:: WHAT YOU HAVE TO DO ::
Examine the entries and show every line in which the word "this" is found.

Dataset rows about figures
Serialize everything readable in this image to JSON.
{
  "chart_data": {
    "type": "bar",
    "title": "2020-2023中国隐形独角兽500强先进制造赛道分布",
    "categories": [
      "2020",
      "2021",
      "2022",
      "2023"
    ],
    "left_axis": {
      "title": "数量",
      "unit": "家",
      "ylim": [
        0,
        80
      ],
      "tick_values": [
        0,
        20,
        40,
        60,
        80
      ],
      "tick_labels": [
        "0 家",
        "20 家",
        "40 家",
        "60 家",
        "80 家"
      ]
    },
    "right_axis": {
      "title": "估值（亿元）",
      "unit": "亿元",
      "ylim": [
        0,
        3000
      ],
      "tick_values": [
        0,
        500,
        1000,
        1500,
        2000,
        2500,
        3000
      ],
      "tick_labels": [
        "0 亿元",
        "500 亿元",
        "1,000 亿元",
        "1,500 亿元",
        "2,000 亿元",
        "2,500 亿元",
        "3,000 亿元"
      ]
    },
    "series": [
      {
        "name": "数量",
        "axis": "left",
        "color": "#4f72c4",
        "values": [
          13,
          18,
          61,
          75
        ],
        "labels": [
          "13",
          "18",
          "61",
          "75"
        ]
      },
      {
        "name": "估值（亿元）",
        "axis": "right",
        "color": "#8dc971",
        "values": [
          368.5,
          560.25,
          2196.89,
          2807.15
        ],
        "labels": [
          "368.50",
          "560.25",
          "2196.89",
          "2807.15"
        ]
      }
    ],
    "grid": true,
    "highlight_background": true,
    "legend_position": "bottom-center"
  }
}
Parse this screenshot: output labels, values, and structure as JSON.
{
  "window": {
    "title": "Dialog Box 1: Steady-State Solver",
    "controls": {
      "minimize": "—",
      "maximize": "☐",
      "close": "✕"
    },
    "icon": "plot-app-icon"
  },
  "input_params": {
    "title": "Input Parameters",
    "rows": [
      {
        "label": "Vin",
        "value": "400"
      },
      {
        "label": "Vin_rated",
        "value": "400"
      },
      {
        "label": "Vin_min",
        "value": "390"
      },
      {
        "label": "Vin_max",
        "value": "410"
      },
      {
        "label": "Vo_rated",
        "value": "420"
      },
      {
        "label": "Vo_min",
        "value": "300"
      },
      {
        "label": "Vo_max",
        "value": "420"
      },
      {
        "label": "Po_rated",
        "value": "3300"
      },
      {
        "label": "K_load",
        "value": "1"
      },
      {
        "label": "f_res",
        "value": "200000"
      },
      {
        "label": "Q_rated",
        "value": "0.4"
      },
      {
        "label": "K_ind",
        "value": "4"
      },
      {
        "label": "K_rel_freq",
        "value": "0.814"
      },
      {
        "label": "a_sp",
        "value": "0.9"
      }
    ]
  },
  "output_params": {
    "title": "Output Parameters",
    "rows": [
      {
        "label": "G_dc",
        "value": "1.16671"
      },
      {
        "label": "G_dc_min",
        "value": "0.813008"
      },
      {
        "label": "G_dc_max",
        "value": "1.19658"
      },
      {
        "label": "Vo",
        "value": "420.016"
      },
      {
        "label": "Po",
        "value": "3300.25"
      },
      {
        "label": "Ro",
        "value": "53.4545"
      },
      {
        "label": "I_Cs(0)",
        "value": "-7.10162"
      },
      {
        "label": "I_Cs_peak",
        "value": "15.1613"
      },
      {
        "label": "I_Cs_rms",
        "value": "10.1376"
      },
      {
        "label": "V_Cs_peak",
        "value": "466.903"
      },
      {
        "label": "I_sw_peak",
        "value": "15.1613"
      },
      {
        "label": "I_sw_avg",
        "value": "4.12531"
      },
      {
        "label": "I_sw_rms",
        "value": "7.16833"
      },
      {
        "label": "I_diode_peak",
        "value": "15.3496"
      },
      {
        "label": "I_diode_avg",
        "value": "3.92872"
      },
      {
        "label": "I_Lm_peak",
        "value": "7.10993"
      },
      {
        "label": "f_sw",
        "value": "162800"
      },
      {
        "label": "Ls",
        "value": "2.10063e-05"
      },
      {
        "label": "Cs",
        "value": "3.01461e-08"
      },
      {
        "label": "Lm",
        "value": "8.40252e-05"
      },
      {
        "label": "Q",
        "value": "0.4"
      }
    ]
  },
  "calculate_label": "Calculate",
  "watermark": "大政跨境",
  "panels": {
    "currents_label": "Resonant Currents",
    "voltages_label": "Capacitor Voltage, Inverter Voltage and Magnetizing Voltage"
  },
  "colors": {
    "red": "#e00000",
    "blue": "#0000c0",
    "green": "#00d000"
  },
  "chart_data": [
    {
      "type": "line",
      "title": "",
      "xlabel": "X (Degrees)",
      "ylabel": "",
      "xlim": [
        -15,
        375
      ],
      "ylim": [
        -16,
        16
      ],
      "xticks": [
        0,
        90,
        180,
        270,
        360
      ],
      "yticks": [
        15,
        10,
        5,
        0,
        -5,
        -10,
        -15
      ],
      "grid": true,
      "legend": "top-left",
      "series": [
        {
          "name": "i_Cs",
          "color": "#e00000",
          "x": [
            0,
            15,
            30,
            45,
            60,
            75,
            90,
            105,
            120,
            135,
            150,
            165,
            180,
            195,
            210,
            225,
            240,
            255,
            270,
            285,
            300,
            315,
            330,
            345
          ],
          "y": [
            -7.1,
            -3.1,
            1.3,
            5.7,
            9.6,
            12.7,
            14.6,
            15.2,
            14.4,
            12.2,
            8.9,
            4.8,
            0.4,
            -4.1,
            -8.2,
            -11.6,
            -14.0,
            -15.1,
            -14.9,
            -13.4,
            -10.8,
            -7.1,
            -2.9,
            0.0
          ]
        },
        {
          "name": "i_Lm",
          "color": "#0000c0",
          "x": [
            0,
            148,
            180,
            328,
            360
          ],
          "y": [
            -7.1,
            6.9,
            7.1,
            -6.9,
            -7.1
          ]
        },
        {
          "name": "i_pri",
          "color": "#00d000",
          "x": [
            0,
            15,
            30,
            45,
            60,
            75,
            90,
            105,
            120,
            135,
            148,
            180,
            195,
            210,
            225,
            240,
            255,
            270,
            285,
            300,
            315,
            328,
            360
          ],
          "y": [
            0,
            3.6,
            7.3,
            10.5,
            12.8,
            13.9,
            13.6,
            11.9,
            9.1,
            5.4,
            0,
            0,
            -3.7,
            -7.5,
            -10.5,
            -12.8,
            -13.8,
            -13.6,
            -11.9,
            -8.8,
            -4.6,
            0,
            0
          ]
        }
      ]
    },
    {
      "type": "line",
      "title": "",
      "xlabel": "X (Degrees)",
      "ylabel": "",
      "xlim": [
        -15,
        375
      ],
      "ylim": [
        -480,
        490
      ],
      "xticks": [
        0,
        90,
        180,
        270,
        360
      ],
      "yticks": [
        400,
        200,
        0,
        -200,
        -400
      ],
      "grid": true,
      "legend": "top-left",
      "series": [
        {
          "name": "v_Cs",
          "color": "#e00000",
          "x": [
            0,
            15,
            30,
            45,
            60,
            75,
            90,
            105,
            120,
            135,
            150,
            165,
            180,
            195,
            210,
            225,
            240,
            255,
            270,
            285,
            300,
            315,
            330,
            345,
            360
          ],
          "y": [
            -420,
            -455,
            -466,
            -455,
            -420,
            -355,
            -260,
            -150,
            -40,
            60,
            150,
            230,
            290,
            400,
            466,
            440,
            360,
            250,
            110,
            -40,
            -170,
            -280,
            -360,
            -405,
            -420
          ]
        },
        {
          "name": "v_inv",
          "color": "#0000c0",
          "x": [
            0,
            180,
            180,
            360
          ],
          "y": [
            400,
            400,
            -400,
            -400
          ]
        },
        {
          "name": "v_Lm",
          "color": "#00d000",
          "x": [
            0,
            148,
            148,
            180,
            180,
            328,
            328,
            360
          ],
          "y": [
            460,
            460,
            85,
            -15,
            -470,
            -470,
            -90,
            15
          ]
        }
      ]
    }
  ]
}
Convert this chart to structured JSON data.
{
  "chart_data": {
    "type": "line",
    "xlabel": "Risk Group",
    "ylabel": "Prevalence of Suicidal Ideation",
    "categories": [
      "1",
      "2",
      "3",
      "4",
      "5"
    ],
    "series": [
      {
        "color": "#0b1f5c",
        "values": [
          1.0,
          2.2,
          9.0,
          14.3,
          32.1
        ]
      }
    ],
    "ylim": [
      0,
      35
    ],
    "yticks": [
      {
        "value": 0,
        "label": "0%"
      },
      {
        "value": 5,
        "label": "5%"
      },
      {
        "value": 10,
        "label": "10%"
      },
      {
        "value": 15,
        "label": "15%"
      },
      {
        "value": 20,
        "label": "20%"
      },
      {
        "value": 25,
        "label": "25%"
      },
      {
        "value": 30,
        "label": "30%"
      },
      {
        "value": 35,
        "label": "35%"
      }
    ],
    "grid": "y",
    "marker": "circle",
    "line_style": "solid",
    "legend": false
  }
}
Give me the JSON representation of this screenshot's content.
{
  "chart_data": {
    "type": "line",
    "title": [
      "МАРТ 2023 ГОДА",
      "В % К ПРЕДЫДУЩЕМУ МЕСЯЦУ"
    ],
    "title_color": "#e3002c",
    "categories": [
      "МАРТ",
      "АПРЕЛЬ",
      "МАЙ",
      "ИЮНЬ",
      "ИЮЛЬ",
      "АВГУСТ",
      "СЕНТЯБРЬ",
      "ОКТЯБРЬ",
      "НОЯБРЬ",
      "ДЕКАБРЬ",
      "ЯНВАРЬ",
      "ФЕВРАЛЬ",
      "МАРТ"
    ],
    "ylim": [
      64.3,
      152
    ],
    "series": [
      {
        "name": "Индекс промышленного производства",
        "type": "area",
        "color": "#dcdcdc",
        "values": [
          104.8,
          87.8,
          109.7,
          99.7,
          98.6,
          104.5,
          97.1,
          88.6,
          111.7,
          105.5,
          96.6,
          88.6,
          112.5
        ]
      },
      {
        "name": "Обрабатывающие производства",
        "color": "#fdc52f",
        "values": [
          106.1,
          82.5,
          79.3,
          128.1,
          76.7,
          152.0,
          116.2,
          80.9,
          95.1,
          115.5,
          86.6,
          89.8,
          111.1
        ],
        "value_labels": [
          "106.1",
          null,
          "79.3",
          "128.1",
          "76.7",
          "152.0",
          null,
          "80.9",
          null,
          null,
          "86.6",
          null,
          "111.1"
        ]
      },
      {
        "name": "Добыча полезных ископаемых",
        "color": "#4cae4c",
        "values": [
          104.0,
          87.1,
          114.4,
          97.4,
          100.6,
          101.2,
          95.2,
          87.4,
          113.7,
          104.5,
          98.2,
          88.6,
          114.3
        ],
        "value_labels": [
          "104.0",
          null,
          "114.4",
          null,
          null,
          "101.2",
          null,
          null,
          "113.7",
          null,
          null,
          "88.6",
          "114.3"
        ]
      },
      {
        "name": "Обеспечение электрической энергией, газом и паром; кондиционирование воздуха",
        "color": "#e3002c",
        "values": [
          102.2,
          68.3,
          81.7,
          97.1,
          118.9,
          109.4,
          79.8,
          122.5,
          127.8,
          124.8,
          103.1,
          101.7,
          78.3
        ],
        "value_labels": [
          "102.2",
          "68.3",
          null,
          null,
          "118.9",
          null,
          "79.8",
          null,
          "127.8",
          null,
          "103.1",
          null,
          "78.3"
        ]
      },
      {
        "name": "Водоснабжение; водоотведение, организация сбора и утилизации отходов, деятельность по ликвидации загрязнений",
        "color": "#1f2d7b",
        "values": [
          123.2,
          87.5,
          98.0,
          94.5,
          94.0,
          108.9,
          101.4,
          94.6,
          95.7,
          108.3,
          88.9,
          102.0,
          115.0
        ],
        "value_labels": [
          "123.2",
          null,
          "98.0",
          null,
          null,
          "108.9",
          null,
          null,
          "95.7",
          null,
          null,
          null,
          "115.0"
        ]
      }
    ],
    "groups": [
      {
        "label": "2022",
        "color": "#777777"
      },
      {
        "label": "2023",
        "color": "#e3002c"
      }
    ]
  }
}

:: REPLY ::
Serialize everything readable in this image to JSON.
Parse this screenshot: output labels, values, and structure as JSON.
Convert this chart to structured JSON data.
Give me the JSON representation of this screenshot's content.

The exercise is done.